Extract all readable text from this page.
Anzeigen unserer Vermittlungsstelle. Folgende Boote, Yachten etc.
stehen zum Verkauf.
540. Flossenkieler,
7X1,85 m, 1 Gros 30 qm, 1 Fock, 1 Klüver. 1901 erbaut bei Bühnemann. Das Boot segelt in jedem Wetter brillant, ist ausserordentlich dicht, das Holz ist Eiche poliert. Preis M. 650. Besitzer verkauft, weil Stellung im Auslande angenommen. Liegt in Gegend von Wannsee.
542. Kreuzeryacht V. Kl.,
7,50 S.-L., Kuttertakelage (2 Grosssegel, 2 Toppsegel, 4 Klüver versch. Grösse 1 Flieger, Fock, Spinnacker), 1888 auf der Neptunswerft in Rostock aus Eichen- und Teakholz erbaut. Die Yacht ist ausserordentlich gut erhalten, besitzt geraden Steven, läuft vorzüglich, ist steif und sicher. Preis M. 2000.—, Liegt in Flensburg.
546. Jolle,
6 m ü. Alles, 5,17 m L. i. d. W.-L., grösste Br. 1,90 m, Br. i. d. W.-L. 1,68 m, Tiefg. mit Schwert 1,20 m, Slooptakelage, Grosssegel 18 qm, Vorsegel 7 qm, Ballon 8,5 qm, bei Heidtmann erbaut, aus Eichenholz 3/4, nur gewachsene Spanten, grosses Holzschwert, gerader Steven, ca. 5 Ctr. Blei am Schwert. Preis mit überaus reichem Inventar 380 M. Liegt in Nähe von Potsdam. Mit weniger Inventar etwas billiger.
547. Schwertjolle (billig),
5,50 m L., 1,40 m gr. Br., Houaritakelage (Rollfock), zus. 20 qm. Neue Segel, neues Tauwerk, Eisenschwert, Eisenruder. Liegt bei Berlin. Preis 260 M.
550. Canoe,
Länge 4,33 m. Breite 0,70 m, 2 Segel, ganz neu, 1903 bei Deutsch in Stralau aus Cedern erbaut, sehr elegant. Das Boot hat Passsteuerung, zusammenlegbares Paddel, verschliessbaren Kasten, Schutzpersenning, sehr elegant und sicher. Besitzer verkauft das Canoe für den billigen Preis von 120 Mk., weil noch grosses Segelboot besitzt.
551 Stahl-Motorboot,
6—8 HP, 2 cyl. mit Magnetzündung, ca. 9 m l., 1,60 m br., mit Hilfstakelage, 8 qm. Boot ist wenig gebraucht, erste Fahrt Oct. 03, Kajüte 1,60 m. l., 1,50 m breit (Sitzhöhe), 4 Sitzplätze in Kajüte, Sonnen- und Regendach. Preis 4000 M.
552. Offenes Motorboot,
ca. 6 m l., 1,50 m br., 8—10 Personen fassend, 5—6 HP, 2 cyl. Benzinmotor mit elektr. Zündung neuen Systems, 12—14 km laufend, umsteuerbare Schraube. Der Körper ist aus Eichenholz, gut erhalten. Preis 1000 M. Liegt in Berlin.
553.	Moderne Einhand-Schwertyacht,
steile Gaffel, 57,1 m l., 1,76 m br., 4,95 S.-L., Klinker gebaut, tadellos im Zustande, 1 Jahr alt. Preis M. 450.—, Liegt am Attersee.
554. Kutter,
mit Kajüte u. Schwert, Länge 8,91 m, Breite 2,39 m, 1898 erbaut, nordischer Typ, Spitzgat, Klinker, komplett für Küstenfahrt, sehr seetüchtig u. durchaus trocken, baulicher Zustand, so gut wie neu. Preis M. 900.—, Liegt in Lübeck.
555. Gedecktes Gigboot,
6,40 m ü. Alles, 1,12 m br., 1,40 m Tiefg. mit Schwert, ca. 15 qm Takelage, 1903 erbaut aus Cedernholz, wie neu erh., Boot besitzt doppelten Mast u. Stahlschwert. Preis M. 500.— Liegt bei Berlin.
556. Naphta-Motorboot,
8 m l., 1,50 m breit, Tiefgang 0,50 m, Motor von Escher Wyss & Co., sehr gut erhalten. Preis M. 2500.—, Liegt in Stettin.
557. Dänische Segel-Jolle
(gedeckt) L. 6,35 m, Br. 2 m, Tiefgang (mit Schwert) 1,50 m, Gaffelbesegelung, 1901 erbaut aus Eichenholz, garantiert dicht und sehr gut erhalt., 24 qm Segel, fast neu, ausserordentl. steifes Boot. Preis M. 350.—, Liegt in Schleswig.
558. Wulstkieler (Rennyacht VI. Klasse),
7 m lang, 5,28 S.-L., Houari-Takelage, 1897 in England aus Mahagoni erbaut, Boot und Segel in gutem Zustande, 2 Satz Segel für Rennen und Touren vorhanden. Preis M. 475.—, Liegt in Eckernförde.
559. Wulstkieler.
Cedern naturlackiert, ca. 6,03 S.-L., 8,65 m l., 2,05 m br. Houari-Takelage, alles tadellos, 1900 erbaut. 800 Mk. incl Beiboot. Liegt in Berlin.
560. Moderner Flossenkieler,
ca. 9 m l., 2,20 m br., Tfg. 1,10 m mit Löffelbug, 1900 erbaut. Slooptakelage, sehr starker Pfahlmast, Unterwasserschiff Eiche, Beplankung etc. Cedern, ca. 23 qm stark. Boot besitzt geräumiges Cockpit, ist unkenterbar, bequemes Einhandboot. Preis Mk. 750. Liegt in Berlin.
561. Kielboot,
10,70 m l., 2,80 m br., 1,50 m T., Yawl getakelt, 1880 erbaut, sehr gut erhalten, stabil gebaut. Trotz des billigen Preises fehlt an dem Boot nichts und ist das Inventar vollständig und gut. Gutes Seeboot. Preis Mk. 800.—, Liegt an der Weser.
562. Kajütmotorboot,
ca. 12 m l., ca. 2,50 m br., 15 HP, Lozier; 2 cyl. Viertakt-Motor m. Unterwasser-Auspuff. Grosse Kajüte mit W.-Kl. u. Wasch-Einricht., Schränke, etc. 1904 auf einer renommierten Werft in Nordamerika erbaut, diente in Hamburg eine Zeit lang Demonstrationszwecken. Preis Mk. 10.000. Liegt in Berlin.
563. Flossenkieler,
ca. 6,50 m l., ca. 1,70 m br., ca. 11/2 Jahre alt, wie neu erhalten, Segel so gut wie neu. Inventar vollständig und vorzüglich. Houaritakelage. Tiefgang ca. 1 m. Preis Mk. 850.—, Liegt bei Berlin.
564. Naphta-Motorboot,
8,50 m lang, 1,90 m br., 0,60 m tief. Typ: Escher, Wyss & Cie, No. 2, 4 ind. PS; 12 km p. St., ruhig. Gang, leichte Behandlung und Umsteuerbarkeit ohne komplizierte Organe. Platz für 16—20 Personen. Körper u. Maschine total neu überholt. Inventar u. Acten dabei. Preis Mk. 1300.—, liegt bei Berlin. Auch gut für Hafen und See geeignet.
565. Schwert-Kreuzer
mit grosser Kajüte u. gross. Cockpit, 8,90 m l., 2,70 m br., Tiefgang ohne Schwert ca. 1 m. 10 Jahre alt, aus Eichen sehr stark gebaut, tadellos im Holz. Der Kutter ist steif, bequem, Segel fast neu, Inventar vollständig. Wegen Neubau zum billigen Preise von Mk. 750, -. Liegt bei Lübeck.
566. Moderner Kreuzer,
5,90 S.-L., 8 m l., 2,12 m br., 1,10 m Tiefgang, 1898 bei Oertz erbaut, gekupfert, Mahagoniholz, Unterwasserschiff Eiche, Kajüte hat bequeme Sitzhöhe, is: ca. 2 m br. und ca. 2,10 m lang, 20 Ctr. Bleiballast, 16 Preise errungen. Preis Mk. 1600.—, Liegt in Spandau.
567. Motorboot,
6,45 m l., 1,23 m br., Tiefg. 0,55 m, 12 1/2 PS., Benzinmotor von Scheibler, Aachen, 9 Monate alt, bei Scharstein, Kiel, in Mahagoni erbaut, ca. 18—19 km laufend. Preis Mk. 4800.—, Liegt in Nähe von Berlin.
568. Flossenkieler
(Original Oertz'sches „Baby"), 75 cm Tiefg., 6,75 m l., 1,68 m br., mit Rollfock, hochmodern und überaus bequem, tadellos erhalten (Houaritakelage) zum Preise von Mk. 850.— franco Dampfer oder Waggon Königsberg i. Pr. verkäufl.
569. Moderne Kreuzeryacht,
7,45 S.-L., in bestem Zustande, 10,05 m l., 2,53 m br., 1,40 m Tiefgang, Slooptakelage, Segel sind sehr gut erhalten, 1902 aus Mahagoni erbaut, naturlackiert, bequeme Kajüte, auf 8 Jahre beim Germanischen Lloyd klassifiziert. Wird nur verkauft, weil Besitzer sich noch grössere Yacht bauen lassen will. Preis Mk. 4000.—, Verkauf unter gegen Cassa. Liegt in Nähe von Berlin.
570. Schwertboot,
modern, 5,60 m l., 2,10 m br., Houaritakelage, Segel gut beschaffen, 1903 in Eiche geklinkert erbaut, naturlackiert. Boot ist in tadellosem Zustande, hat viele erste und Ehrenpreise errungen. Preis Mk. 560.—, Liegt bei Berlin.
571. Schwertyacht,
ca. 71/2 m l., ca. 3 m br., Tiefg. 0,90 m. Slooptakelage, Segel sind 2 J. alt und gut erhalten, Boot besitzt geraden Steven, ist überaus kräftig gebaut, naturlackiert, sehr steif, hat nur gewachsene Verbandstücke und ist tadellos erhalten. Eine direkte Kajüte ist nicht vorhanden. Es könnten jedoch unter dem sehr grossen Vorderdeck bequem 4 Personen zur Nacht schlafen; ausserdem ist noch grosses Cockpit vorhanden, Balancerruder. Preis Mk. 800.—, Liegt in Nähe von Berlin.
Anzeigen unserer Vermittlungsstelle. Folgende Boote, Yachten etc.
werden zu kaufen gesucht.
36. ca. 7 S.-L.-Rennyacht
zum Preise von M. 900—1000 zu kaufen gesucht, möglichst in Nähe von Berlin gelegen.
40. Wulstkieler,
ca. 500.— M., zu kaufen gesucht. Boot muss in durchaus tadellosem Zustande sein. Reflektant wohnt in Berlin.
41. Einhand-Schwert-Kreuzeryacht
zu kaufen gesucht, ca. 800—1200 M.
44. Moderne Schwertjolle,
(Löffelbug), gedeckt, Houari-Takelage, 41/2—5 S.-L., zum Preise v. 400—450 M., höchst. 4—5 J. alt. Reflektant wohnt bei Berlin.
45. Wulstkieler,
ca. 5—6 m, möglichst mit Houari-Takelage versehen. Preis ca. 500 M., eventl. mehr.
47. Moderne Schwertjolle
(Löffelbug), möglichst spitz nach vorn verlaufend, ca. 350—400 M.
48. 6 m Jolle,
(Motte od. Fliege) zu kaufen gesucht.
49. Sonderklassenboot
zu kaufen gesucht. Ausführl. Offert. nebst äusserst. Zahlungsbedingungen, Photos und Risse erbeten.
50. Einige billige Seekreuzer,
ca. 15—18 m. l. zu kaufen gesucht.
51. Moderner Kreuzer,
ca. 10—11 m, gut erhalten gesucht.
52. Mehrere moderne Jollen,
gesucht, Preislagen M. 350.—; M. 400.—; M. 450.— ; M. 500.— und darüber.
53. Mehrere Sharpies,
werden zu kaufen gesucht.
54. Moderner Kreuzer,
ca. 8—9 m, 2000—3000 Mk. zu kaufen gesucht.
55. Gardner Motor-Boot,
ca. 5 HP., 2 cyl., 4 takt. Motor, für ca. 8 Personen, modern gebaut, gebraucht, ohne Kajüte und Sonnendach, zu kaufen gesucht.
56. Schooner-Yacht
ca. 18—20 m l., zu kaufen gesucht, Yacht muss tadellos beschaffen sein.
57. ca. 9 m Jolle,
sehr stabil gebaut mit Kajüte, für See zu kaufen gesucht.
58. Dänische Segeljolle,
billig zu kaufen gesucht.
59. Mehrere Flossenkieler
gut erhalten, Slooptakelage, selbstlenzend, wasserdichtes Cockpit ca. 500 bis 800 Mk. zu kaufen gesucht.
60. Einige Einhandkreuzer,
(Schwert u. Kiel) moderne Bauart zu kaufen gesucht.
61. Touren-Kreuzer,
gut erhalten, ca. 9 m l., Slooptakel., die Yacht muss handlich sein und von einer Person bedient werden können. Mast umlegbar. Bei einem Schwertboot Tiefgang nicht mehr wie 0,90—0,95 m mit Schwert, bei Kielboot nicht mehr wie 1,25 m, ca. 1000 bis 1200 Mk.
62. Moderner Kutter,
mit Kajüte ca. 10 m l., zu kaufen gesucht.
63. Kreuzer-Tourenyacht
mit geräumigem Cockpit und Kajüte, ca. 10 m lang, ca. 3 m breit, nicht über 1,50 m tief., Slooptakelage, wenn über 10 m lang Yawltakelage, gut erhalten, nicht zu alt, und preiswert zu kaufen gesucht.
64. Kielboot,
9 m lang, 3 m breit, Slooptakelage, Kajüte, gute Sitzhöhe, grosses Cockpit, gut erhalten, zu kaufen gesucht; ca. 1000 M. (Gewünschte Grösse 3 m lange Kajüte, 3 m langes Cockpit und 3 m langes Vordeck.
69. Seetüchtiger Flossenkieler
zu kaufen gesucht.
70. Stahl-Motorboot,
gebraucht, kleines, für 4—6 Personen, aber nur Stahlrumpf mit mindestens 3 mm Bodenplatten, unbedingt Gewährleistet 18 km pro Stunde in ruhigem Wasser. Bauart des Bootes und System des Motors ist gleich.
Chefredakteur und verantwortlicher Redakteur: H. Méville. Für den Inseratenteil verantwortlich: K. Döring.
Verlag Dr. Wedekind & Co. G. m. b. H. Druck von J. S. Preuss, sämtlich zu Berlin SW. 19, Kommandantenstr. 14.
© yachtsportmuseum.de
...
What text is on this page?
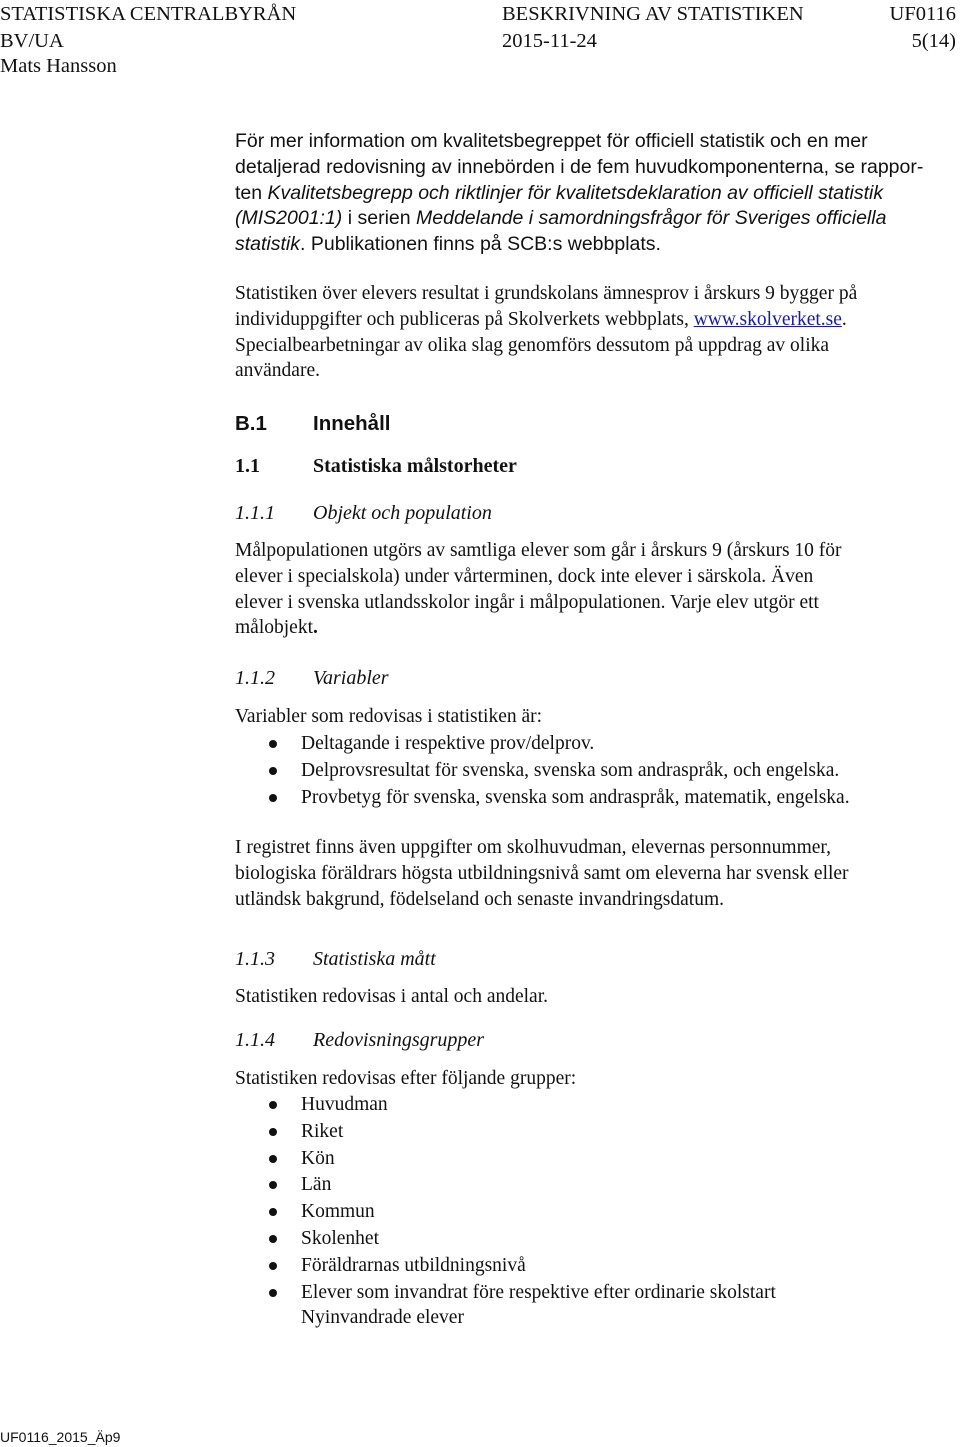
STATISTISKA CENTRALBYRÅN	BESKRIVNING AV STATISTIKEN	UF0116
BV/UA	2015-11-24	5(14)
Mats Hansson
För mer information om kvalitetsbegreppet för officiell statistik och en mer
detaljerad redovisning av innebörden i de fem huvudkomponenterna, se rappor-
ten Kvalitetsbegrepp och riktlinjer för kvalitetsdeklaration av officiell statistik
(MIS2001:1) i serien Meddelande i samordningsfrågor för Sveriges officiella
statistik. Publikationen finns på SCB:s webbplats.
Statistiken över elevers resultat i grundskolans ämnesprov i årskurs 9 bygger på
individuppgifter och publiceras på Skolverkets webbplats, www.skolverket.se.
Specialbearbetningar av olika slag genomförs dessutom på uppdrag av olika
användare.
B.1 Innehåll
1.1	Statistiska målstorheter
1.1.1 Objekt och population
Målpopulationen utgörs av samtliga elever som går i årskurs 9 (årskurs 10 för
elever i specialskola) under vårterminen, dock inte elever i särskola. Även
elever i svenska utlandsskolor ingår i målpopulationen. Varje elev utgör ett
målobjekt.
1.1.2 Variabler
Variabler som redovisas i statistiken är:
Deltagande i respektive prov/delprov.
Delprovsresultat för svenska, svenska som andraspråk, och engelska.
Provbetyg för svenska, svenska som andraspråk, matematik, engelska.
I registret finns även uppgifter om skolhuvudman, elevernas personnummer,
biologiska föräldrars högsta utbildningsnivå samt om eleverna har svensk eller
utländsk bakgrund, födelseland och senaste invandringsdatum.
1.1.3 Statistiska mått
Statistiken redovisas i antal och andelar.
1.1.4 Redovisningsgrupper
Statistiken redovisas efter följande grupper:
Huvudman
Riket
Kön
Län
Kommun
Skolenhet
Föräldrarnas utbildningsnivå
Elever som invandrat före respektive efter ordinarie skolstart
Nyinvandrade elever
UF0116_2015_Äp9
---
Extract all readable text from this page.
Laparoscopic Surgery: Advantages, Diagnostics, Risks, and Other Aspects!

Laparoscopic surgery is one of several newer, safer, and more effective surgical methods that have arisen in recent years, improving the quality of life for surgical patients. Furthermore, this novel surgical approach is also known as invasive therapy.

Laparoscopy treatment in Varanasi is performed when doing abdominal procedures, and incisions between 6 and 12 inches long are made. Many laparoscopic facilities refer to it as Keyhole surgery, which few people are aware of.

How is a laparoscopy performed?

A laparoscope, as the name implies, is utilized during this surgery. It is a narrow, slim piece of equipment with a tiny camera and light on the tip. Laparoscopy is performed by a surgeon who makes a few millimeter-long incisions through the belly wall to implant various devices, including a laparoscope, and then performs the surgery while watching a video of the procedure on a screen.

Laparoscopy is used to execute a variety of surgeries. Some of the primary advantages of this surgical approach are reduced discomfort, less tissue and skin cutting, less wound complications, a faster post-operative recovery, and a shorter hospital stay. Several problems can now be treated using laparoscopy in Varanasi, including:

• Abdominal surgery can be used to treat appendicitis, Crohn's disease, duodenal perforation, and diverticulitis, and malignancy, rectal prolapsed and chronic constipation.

EXERCISE INSTRUCTIONS: Gather every line from the listing above in which the word "including" appears.

RESPONSE AREA:
A laparoscope, as the name implies, is utilized during this surgery. It is a narrow, slim piece of equipment with a tiny camera and light on the tip. Laparoscopy is performed by a surgeon who makes a few millimeter-long incisions through the belly wall to implant various devices, including a laparoscope, and then performs the surgery while watching a video of the procedure on a screen.
Laparoscopy is used to execute a variety of surgeries. Some of the primary advantages of this surgical approach are reduced discomfort, less tissue and skin cutting, less wound complications, a faster post-operative recovery, and a shorter hospital stay. Several problems can now be treated using laparoscopy in Varanasi, including:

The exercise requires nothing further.